Repeat the material in full. Keep every line exactly as it is.

=== Material to process ===

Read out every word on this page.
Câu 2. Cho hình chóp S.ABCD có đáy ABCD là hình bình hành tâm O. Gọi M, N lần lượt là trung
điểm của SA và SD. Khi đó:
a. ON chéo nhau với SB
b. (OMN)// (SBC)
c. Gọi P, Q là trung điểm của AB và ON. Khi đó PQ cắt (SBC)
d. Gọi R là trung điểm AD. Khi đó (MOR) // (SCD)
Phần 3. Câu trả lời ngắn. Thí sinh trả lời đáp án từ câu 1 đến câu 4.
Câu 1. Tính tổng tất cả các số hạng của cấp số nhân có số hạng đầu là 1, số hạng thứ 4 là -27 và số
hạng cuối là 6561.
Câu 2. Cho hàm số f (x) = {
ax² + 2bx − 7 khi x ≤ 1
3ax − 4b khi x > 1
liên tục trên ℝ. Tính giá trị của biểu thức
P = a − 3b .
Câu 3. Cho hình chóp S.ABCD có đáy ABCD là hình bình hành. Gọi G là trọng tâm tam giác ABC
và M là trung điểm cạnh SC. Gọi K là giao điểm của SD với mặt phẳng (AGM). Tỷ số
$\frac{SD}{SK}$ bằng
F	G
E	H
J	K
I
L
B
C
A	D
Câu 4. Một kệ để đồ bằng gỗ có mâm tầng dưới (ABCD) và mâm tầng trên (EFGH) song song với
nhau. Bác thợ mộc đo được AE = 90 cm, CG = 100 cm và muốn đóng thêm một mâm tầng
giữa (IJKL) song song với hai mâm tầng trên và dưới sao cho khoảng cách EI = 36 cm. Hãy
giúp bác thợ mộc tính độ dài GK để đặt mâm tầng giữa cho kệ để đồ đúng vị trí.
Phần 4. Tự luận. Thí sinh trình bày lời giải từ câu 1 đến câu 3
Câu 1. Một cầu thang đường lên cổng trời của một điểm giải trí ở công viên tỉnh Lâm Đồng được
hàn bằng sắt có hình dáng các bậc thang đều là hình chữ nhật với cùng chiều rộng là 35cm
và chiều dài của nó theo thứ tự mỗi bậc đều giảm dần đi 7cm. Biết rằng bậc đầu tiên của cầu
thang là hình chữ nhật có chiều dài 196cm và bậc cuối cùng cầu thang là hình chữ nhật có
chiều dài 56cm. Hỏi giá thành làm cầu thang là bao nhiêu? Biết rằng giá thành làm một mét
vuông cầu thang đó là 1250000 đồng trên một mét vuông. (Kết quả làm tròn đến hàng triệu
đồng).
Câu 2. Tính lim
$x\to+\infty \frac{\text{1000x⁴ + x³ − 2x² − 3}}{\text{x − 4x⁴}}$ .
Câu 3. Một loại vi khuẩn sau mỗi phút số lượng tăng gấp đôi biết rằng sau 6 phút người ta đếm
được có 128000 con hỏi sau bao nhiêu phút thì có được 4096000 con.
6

===

Solution below:
Read out every word on this page.
Câu 2. Cho hình chóp S.ABCD có đáy ABCD là hình bình hành tâm O. Gọi M, N lần lượt là trung
điểm của SA và SD. Khi đó:
a. ON chéo nhau với SB
b. (OMN)// (SBC)
c. Gọi P, Q là trung điểm của AB và ON. Khi đó PQ cắt (SBC)
d. Gọi R là trung điểm AD. Khi đó (MOR) // (SCD)
Phần 3. Câu trả lời ngắn. Thí sinh trả lời đáp án từ câu 1 đến câu 4.
Câu 1. Tính tổng tất cả các số hạng của cấp số nhân có số hạng đầu là 1, số hạng thứ 4 là -27 và số
hạng cuối là 6561.
Câu 2. Cho hàm số f (x) = {
ax² + 2bx − 7 khi x ≤ 1
3ax − 4b khi x > 1
liên tục trên ℝ. Tính giá trị của biểu thức
P = a − 3b .
Câu 3. Cho hình chóp S.ABCD có đáy ABCD là hình bình hành. Gọi G là trọng tâm tam giác ABC
và M là trung điểm cạnh SC. Gọi K là giao điểm của SD với mặt phẳng (AGM). Tỷ số
$\frac{SD}{SK}$ bằng
F	G
E	H
J	K
I
L
B
C
A	D
Câu 4. Một kệ để đồ bằng gỗ có mâm tầng dưới (ABCD) và mâm tầng trên (EFGH) song song với
nhau. Bác thợ mộc đo được AE = 90 cm, CG = 100 cm và muốn đóng thêm một mâm tầng
giữa (IJKL) song song với hai mâm tầng trên và dưới sao cho khoảng cách EI = 36 cm. Hãy
giúp bác thợ mộc tính độ dài GK để đặt mâm tầng giữa cho kệ để đồ đúng vị trí.
Phần 4. Tự luận. Thí sinh trình bày lời giải từ câu 1 đến câu 3
Câu 1. Một cầu thang đường lên cổng trời của một điểm giải trí ở công viên tỉnh Lâm Đồng được
hàn bằng sắt có hình dáng các bậc thang đều là hình chữ nhật với cùng chiều rộng là 35cm
và chiều dài của nó theo thứ tự mỗi bậc đều giảm dần đi 7cm. Biết rằng bậc đầu tiên của cầu
thang là hình chữ nhật có chiều dài 196cm và bậc cuối cùng cầu thang là hình chữ nhật có
chiều dài 56cm. Hỏi giá thành làm cầu thang là bao nhiêu? Biết rằng giá thành làm một mét
vuông cầu thang đó là 1250000 đồng trên một mét vuông. (Kết quả làm tròn đến hàng triệu
đồng).
Câu 2. Tính lim
$x\to+\infty \frac{\text{1000x⁴ + x³ − 2x² − 3}}{\text{x − 4x⁴}}$ .
Câu 3. Một loại vi khuẩn sau mỗi phút số lượng tăng gấp đôi biết rằng sau 6 phút người ta đếm
được có 128000 con hỏi sau bao nhiêu phút thì có được 4096000 con.
6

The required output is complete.